= STATED PROBLEM =
Please return the full listing below without altering anything.

___

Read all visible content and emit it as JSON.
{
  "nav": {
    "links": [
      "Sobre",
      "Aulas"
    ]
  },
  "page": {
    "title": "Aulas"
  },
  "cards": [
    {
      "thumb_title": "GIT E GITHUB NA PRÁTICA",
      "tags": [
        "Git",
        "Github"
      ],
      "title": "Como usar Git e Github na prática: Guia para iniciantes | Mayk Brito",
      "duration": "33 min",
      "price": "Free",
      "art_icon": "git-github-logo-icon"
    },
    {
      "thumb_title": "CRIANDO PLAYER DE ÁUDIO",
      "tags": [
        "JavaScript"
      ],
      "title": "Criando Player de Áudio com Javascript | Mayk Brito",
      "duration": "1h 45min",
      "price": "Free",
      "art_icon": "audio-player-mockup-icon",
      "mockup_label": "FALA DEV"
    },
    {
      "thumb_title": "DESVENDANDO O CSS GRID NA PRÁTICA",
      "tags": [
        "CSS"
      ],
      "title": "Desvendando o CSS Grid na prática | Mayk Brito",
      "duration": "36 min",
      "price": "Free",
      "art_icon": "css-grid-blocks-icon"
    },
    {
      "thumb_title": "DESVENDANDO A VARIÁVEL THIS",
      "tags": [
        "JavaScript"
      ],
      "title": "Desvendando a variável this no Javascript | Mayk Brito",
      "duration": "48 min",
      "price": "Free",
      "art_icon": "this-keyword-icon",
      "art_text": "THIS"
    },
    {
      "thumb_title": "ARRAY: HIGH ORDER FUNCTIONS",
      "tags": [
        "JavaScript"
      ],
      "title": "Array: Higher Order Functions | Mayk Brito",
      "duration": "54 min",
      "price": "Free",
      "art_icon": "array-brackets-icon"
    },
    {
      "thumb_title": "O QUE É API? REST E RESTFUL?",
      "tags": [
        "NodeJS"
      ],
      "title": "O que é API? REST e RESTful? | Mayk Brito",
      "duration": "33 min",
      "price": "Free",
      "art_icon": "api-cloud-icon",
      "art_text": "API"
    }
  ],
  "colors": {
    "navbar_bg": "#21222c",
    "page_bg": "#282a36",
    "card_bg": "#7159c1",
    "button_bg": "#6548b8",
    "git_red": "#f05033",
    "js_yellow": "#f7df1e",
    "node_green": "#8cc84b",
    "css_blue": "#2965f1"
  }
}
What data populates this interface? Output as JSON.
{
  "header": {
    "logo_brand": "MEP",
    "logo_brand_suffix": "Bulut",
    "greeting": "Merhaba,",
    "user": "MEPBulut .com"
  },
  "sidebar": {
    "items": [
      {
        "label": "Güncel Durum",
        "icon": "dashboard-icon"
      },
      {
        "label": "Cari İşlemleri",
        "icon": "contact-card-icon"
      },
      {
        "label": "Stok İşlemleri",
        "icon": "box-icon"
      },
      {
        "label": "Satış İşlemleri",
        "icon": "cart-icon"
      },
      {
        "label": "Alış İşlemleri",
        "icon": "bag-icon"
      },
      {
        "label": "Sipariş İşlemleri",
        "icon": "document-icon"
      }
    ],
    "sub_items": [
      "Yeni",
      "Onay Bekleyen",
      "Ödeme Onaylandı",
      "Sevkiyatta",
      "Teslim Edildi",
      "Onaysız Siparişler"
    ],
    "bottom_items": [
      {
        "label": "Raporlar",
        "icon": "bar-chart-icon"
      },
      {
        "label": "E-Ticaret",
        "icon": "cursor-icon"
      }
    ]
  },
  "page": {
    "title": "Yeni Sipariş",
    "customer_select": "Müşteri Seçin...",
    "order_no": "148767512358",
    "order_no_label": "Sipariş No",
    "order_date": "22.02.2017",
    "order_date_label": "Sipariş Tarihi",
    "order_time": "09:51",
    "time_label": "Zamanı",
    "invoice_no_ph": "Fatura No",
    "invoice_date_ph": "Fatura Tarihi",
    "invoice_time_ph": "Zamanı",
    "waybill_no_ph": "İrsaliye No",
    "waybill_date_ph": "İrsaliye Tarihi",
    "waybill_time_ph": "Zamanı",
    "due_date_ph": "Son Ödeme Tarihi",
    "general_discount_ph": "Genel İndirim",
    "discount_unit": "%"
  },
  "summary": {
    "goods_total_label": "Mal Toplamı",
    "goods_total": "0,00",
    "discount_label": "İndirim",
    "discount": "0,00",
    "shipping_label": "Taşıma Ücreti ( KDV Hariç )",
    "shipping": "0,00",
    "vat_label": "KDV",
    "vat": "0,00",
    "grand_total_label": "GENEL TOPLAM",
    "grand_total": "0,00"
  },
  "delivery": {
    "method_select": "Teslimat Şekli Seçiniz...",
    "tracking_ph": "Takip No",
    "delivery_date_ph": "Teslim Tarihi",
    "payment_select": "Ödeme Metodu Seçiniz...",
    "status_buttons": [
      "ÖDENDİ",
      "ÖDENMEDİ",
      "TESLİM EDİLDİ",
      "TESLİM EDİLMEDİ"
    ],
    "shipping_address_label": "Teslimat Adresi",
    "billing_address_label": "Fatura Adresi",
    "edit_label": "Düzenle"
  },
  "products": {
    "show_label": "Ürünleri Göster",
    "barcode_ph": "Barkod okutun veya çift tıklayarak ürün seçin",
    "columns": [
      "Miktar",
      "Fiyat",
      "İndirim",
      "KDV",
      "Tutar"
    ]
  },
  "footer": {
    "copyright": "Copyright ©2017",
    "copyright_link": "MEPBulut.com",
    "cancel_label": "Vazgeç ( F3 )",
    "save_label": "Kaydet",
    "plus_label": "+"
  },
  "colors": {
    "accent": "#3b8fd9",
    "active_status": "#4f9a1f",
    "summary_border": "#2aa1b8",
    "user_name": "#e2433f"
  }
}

___

= TASK SOLUTION =
Read all visible content and emit it as JSON.
{
  "nav": {
    "links": [
      "Sobre",
      "Aulas"
    ]
  },
  "page": {
    "title": "Aulas"
  },
  "cards": [
    {
      "thumb_title": "GIT E GITHUB NA PRÁTICA",
      "tags": [
        "Git",
        "Github"
      ],
      "title": "Como usar Git e Github na prática: Guia para iniciantes | Mayk Brito",
      "duration": "33 min",
      "price": "Free",
      "art_icon": "git-github-logo-icon"
    },
    {
      "thumb_title": "CRIANDO PLAYER DE ÁUDIO",
      "tags": [
        "JavaScript"
      ],
      "title": "Criando Player de Áudio com Javascript | Mayk Brito",
      "duration": "1h 45min",
      "price": "Free",
      "art_icon": "audio-player-mockup-icon",
      "mockup_label": "FALA DEV"
    },
    {
      "thumb_title": "DESVENDANDO O CSS GRID NA PRÁTICA",
      "tags": [
        "CSS"
      ],
      "title": "Desvendando o CSS Grid na prática | Mayk Brito",
      "duration": "36 min",
      "price": "Free",
      "art_icon": "css-grid-blocks-icon"
    },
    {
      "thumb_title": "DESVENDANDO A VARIÁVEL THIS",
      "tags": [
        "JavaScript"
      ],
      "title": "Desvendando a variável this no Javascript | Mayk Brito",
      "duration": "48 min",
      "price": "Free",
      "art_icon": "this-keyword-icon",
      "art_text": "THIS"
    },
    {
      "thumb_title": "ARRAY: HIGH ORDER FUNCTIONS",
      "tags": [
        "JavaScript"
      ],
      "title": "Array: Higher Order Functions | Mayk Brito",
      "duration": "54 min",
      "price": "Free",
      "art_icon": "array-brackets-icon"
    },
    {
      "thumb_title": "O QUE É API? REST E RESTFUL?",
      "tags": [
        "NodeJS"
      ],
      "title": "O que é API? REST e RESTful? | Mayk Brito",
      "duration": "33 min",
      "price": "Free",
      "art_icon": "api-cloud-icon",
      "art_text": "API"
    }
  ],
  "colors": {
    "navbar_bg": "#21222c",
    "page_bg": "#282a36",
    "card_bg": "#7159c1",
    "button_bg": "#6548b8",
    "git_red": "#f05033",
    "js_yellow": "#f7df1e",
    "node_green": "#8cc84b",
    "css_blue": "#2965f1"
  }
}
What data populates this interface? Output as JSON.
{
  "header": {
    "logo_brand": "MEP",
    "logo_brand_suffix": "Bulut",
    "greeting": "Merhaba,",
    "user": "MEPBulut .com"
  },
  "sidebar": {
    "items": [
      {
        "label": "Güncel Durum",
        "icon": "dashboard-icon"
      },
      {
        "label": "Cari İşlemleri",
        "icon": "contact-card-icon"
      },
      {
        "label": "Stok İşlemleri",
        "icon": "box-icon"
      },
      {
        "label": "Satış İşlemleri",
        "icon": "cart-icon"
      },
      {
        "label": "Alış İşlemleri",
        "icon": "bag-icon"
      },
      {
        "label": "Sipariş İşlemleri",
        "icon": "document-icon"
      }
    ],
    "sub_items": [
      "Yeni",
      "Onay Bekleyen",
      "Ödeme Onaylandı",
      "Sevkiyatta",
      "Teslim Edildi",
      "Onaysız Siparişler"
    ],
    "bottom_items": [
      {
        "label": "Raporlar",
        "icon": "bar-chart-icon"
      },
      {
        "label": "E-Ticaret",
        "icon": "cursor-icon"
      }
    ]
  },
  "page": {
    "title": "Yeni Sipariş",
    "customer_select": "Müşteri Seçin...",
    "order_no": "148767512358",
    "order_no_label": "Sipariş No",
    "order_date": "22.02.2017",
    "order_date_label": "Sipariş Tarihi",
    "order_time": "09:51",
    "time_label": "Zamanı",
    "invoice_no_ph": "Fatura No",
    "invoice_date_ph": "Fatura Tarihi",
    "invoice_time_ph": "Zamanı",
    "waybill_no_ph": "İrsaliye No",
    "waybill_date_ph": "İrsaliye Tarihi",
    "waybill_time_ph": "Zamanı",
    "due_date_ph": "Son Ödeme Tarihi",
    "general_discount_ph": "Genel İndirim",
    "discount_unit": "%"
  },
  "summary": {
    "goods_total_label": "Mal Toplamı",
    "goods_total": "0,00",
    "discount_label": "İndirim",
    "discount": "0,00",
    "shipping_label": "Taşıma Ücreti ( KDV Hariç )",
    "shipping": "0,00",
    "vat_label": "KDV",
    "vat": "0,00",
    "grand_total_label": "GENEL TOPLAM",
    "grand_total": "0,00"
  },
  "delivery": {
    "method_select": "Teslimat Şekli Seçiniz...",
    "tracking_ph": "Takip No",
    "delivery_date_ph": "Teslim Tarihi",
    "payment_select": "Ödeme Metodu Seçiniz...",
    "status_buttons": [
      "ÖDENDİ",
      "ÖDENMEDİ",
      "TESLİM EDİLDİ",
      "TESLİM EDİLMEDİ"
    ],
    "shipping_address_label": "Teslimat Adresi",
    "billing_address_label": "Fatura Adresi",
    "edit_label": "Düzenle"
  },
  "products": {
    "show_label": "Ürünleri Göster",
    "barcode_ph": "Barkod okutun veya çift tıklayarak ürün seçin",
    "columns": [
      "Miktar",
      "Fiyat",
      "İndirim",
      "KDV",
      "Tutar"
    ]
  },
  "footer": {
    "copyright": "Copyright ©2017",
    "copyright_link": "MEPBulut.com",
    "cancel_label": "Vazgeç ( F3 )",
    "save_label": "Kaydet",
    "plus_label": "+"
  },
  "colors": {
    "accent": "#3b8fd9",
    "active_status": "#4f9a1f",
    "summary_border": "#2aa1b8",
    "user_name": "#e2433f"
  }
}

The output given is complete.